==== PROVIDED RECORDS
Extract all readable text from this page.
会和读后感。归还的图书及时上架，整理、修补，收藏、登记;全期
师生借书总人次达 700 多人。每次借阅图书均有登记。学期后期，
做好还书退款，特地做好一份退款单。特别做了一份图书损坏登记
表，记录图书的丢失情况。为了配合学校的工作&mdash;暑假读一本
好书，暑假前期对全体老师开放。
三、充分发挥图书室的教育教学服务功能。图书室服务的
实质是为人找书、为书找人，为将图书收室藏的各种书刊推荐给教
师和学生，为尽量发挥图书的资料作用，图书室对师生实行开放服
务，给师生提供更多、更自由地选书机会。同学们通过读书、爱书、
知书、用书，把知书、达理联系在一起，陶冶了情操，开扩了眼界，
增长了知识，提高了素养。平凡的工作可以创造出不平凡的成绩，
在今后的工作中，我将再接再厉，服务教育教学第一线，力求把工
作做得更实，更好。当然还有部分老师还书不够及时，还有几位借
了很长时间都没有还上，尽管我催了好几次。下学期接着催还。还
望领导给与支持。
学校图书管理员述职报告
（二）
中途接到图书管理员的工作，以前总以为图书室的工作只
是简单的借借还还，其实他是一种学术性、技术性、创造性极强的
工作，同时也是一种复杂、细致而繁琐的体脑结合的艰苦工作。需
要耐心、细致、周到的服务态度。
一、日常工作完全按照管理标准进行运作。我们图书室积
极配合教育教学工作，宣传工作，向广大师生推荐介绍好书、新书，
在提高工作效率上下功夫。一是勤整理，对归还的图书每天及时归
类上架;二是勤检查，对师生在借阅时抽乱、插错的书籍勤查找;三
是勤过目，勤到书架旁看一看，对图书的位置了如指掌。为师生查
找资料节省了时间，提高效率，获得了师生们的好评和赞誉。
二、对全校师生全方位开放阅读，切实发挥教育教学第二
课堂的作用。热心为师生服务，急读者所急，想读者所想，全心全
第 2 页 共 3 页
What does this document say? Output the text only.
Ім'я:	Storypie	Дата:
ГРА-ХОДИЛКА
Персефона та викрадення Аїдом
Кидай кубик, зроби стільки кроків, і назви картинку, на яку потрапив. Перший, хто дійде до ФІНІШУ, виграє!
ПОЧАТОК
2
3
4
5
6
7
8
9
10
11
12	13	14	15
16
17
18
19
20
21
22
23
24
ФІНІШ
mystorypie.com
========
## [REQUIRED TASK]
Pick out every line above that contains the word "text" and copy it.

## [SOLUTION TO THIS PROBLEM]
Extract all readable text from this page.
What does this document say? Output the text only.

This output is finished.